▸ **WORKING DATA**:
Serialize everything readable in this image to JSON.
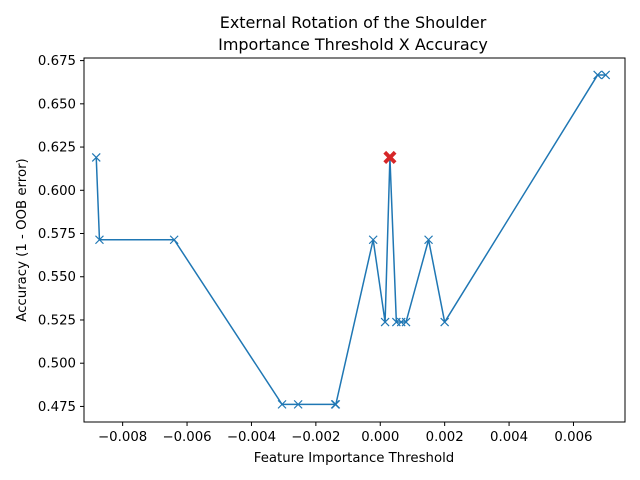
{
  "chart_data": {
    "type": "line",
    "title": "External Rotation of the Shoulder",
    "subtitle": "Importance Threshold X Accuracy",
    "xlabel": "Feature Importance Threshold",
    "ylabel": "Accuracy (1 - OOB error)",
    "xlim": [
      -0.0092,
      0.0076
    ],
    "ylim": [
      0.466,
      0.6765
    ],
    "xticks": [
      -0.008,
      -0.006,
      -0.004,
      -0.002,
      0.0,
      0.002,
      0.004,
      0.006
    ],
    "xtick_labels": [
      "−0.008",
      "−0.006",
      "−0.004",
      "−0.002",
      "0.000",
      "0.002",
      "0.004",
      "0.006"
    ],
    "yticks": [
      0.475,
      0.5,
      0.525,
      0.55,
      0.575,
      0.6,
      0.625,
      0.65,
      0.675
    ],
    "ytick_labels": [
      "0.475",
      "0.500",
      "0.525",
      "0.550",
      "0.575",
      "0.600",
      "0.625",
      "0.650",
      "0.675"
    ],
    "grid": false,
    "series": [
      {
        "color": "#1f77b4",
        "marker": "x",
        "x": [
          -0.00882,
          -0.00872,
          -0.0064,
          -0.00305,
          -0.00255,
          -0.0014,
          -0.00138,
          -0.00022,
          0.00015,
          0.0003,
          0.0005,
          0.00065,
          0.0008,
          0.0015,
          0.002,
          0.00675,
          0.007
        ],
        "y": [
          0.619,
          0.5714,
          0.5714,
          0.4762,
          0.4762,
          0.4762,
          0.4762,
          0.5714,
          0.5238,
          0.619,
          0.5238,
          0.5238,
          0.5238,
          0.5714,
          0.5238,
          0.6667,
          0.6667
        ]
      }
    ],
    "highlight": {
      "x": 0.0003,
      "y": 0.619,
      "color": "#d62728",
      "marker": "X"
    }
  }
}
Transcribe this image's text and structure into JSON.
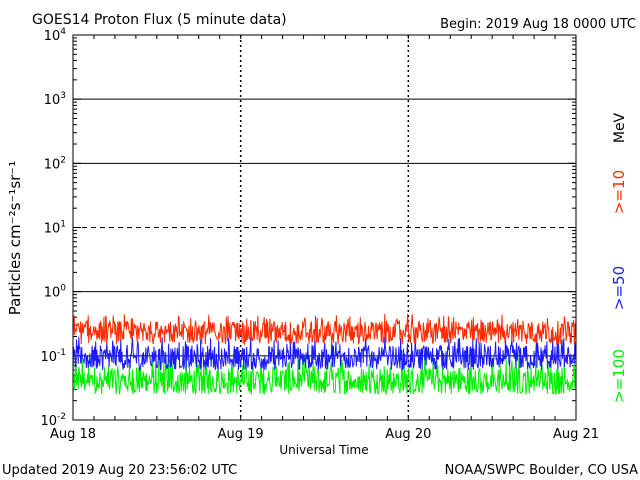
{
  "title": "GOES14 Proton Flux (5 minute data)",
  "begin_text": "Begin: 2019 Aug 18 0000 UTC",
  "updated_text": "Updated 2019 Aug 20 23:56:02 UTC",
  "credit_text": "NOAA/SWPC Boulder, CO USA",
  "colors": {
    ">=10": "#ff2a00",
    ">=50": "#1a1aff",
    ">=100": "#00ee00"
  },
  "chart_data": {
    "type": "line",
    "xlabel": "Universal Time",
    "ylabel": "Particles cm⁻²s⁻¹sr⁻¹",
    "yscale": "log",
    "ylim": [
      0.01,
      10000
    ],
    "xlim": [
      "2019-08-18",
      "2019-08-21"
    ],
    "x_tick_labels": [
      "Aug 18",
      "Aug 19",
      "Aug 20",
      "Aug 21"
    ],
    "y_tick_labels": [
      {
        "base": "10",
        "exp": "-2",
        "value": 0.01
      },
      {
        "base": "10",
        "exp": "-1",
        "value": 0.1
      },
      {
        "base": "10",
        "exp": "0",
        "value": 1
      },
      {
        "base": "10",
        "exp": "1",
        "value": 10
      },
      {
        "base": "10",
        "exp": "2",
        "value": 100
      },
      {
        "base": "10",
        "exp": "3",
        "value": 1000
      },
      {
        "base": "10",
        "exp": "4",
        "value": 10000
      }
    ],
    "unit_label": "MeV",
    "series": [
      {
        "name": ">=10",
        "typical_range": [
          0.15,
          0.45
        ],
        "median": 0.24
      },
      {
        "name": ">=50",
        "typical_range": [
          0.06,
          0.2
        ],
        "median": 0.09
      },
      {
        "name": ">=100",
        "typical_range": [
          0.025,
          0.1
        ],
        "median": 0.04
      }
    ]
  }
}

▸ **INSTRUCTIONS FOR THE TASK**:
All of the lines above should be retyped precisely, apart from the pictures.

▸ **SOLUTION TO THE PROBLEM**:
Serialize everything readable in this image to JSON.
{
  "chart_data": {
    "type": "line",
    "title": "External Rotation of the Shoulder",
    "subtitle": "Importance Threshold X Accuracy",
    "xlabel": "Feature Importance Threshold",
    "ylabel": "Accuracy (1 - OOB error)",
    "xlim": [
      -0.0092,
      0.0076
    ],
    "ylim": [
      0.466,
      0.6765
    ],
    "xticks": [
      -0.008,
      -0.006,
      -0.004,
      -0.002,
      0.0,
      0.002,
      0.004,
      0.006
    ],
    "xtick_labels": [
      "−0.008",
      "−0.006",
      "−0.004",
      "−0.002",
      "0.000",
      "0.002",
      "0.004",
      "0.006"
    ],
    "yticks": [
      0.475,
      0.5,
      0.525,
      0.55,
      0.575,
      0.6,
      0.625,
      0.65,
      0.675
    ],
    "ytick_labels": [
      "0.475",
      "0.500",
      "0.525",
      "0.550",
      "0.575",
      "0.600",
      "0.625",
      "0.650",
      "0.675"
    ],
    "grid": false,
    "series": [
      {
        "color": "#1f77b4",
        "marker": "x",
        "x": [
          -0.00882,
          -0.00872,
          -0.0064,
          -0.00305,
          -0.00255,
          -0.0014,
          -0.00138,
          -0.00022,
          0.00015,
          0.0003,
          0.0005,
          0.00065,
          0.0008,
          0.0015,
          0.002,
          0.00675,
          0.007
        ],
        "y": [
          0.619,
          0.5714,
          0.5714,
          0.4762,
          0.4762,
          0.4762,
          0.4762,
          0.5714,
          0.5238,
          0.619,
          0.5238,
          0.5238,
          0.5238,
          0.5714,
          0.5238,
          0.6667,
          0.6667
        ]
      }
    ],
    "highlight": {
      "x": 0.0003,
      "y": 0.619,
      "color": "#d62728",
      "marker": "X"
    }
  }
}
Transcribe this image's text and structure into JSON.
{
  "title": "GOES14 Proton Flux (5 minute data)",
  "begin_text": "Begin: 2019 Aug 18 0000 UTC",
  "updated_text": "Updated 2019 Aug 20 23:56:02 UTC",
  "credit_text": "NOAA/SWPC Boulder, CO USA",
  "colors": {
    ">=10": "#ff2a00",
    ">=50": "#1a1aff",
    ">=100": "#00ee00"
  },
  "chart_data": {
    "type": "line",
    "xlabel": "Universal Time",
    "ylabel": "Particles cm⁻²s⁻¹sr⁻¹",
    "yscale": "log",
    "ylim": [
      0.01,
      10000
    ],
    "xlim": [
      "2019-08-18",
      "2019-08-21"
    ],
    "x_tick_labels": [
      "Aug 18",
      "Aug 19",
      "Aug 20",
      "Aug 21"
    ],
    "y_tick_labels": [
      {
        "base": "10",
        "exp": "-2",
        "value": 0.01
      },
      {
        "base": "10",
        "exp": "-1",
        "value": 0.1
      },
      {
        "base": "10",
        "exp": "0",
        "value": 1
      },
      {
        "base": "10",
        "exp": "1",
        "value": 10
      },
      {
        "base": "10",
        "exp": "2",
        "value": 100
      },
      {
        "base": "10",
        "exp": "3",
        "value": 1000
      },
      {
        "base": "10",
        "exp": "4",
        "value": 10000
      }
    ],
    "unit_label": "MeV",
    "series": [
      {
        "name": ">=10",
        "typical_range": [
          0.15,
          0.45
        ],
        "median": 0.24
      },
      {
        "name": ">=50",
        "typical_range": [
          0.06,
          0.2
        ],
        "median": 0.09
      },
      {
        "name": ">=100",
        "typical_range": [
          0.025,
          0.1
        ],
        "median": 0.04
      }
    ]
  }
}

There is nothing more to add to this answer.